----- RECORDED DATA

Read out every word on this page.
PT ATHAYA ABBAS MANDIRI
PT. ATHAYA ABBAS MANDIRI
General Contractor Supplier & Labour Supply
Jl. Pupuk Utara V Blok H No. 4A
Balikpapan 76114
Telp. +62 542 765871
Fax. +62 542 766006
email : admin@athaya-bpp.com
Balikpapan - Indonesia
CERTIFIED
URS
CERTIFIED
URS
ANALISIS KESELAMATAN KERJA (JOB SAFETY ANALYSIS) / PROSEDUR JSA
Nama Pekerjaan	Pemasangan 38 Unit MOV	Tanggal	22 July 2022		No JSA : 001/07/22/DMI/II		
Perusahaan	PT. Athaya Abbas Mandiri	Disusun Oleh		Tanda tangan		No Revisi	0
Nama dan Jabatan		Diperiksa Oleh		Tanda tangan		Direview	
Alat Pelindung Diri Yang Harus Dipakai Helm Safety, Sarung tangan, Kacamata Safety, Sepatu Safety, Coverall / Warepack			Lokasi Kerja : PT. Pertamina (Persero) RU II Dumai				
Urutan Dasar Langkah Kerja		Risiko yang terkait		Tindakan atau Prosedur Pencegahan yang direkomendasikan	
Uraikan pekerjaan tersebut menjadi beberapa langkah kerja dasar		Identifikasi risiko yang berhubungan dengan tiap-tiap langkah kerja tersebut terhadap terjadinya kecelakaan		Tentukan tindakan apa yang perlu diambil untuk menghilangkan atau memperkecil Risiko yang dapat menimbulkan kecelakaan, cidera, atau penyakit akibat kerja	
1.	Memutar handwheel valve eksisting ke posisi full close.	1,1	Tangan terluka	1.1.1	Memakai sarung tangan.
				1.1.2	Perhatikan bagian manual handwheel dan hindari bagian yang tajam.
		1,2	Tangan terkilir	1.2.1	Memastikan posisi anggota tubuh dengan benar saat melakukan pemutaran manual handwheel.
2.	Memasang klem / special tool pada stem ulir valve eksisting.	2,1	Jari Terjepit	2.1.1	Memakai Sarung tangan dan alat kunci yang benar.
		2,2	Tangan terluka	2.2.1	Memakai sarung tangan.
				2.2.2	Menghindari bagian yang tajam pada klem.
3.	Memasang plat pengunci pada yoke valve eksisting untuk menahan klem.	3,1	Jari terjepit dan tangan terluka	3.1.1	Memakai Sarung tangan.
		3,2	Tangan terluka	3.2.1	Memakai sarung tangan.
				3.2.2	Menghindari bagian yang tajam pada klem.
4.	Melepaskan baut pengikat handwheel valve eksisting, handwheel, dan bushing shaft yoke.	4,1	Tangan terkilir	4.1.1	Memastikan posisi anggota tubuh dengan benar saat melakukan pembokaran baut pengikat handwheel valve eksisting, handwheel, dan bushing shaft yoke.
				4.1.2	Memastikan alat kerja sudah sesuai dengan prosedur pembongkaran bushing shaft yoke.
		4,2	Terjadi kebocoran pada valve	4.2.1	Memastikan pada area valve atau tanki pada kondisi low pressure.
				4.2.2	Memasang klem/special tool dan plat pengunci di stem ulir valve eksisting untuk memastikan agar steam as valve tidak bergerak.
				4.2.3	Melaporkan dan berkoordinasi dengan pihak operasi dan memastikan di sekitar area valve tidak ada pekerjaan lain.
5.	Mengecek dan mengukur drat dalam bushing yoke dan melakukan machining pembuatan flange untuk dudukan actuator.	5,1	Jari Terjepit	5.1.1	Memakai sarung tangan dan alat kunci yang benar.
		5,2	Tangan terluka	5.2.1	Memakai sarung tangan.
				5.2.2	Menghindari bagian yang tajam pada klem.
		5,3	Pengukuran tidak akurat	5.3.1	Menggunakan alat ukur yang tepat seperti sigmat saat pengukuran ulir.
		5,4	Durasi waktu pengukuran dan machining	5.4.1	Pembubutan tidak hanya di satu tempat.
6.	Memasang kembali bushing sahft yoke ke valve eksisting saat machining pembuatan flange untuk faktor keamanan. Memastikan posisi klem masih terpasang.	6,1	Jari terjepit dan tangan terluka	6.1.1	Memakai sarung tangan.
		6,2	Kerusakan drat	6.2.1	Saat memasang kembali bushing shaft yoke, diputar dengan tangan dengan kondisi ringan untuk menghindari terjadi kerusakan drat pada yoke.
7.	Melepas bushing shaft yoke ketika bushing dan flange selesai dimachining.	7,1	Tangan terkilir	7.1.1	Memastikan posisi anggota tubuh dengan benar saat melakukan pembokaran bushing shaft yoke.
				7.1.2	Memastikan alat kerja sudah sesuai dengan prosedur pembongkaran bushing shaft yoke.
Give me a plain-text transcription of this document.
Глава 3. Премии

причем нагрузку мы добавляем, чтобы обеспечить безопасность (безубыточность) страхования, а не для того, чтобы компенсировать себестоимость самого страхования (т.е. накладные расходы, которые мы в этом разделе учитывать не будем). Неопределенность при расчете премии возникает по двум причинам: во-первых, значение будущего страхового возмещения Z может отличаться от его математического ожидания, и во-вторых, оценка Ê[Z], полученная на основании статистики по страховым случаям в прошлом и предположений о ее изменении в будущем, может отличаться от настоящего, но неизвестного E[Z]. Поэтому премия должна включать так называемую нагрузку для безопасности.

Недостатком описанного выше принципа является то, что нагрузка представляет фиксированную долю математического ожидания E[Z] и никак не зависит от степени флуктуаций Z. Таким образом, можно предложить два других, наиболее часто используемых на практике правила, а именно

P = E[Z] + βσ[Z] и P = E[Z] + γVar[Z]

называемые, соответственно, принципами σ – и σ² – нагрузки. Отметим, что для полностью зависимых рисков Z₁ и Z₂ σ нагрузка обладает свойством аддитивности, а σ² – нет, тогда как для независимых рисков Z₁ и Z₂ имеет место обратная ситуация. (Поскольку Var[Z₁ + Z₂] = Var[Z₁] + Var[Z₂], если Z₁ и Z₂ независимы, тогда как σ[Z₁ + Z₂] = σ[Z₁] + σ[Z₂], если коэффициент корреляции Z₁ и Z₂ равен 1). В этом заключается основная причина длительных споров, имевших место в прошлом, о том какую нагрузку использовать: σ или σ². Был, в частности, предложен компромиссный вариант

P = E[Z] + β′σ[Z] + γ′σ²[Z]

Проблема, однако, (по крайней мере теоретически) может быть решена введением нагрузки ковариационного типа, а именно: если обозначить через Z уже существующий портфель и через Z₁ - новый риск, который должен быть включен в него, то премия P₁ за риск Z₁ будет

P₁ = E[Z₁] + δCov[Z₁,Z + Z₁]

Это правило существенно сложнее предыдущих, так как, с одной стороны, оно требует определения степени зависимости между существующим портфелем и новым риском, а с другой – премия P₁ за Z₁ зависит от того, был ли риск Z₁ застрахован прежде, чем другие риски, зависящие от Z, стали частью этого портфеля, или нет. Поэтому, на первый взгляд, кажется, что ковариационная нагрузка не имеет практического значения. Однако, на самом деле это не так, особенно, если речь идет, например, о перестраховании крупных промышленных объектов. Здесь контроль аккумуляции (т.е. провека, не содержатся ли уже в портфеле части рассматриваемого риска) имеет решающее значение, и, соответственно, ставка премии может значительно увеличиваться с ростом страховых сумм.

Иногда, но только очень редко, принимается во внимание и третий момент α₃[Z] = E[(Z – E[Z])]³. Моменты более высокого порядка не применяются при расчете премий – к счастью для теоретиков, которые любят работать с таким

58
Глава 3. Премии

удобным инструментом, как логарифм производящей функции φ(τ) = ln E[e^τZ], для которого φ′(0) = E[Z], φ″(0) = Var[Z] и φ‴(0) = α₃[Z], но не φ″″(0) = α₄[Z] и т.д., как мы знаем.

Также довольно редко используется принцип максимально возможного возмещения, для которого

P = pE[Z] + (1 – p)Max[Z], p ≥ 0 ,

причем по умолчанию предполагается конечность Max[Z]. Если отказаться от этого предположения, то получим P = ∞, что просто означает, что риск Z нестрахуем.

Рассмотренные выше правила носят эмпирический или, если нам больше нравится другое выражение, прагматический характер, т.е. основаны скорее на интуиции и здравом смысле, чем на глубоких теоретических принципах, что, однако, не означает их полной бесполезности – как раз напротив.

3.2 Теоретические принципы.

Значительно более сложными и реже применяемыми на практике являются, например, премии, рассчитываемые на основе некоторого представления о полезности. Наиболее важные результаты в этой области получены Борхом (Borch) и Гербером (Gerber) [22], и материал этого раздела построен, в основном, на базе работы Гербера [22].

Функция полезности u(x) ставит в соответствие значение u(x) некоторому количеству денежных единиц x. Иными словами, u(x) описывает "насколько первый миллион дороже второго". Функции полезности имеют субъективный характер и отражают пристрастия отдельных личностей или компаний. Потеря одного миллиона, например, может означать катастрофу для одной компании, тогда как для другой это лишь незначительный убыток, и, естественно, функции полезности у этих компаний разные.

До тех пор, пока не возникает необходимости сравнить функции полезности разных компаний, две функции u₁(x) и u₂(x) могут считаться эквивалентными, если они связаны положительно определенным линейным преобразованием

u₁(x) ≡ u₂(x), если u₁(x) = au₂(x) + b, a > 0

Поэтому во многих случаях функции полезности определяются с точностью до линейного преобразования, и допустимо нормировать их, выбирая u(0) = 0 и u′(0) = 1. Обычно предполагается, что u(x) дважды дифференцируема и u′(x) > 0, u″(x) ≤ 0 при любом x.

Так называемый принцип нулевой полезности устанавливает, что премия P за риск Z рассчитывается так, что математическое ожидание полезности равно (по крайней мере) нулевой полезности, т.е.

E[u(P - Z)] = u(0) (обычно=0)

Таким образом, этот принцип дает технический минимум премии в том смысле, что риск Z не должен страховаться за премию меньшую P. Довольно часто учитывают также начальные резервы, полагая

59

----------

> _DIRECTIONS_:
For each line above that contains the word "atau", copy that line.

> _CORRECT RESPONSE_:
Urutan Dasar Langkah Kerja		Risiko yang terkait		Tindakan atau Prosedur Pencegahan yang direkomendasikan	
Uraikan pekerjaan tersebut menjadi beberapa langkah kerja dasar		Identifikasi risiko yang berhubungan dengan tiap-tiap langkah kerja tersebut terhadap terjadinya kecelakaan		Tentukan tindakan apa yang perlu diambil untuk menghilangkan atau memperkecil Risiko yang dapat menimbulkan kecelakaan, cidera, atau penyakit akibat kerja	
		4,2	Terjadi kebocoran pada valve	4.2.1	Memastikan pada area valve atau tanki pada kondisi low pressure.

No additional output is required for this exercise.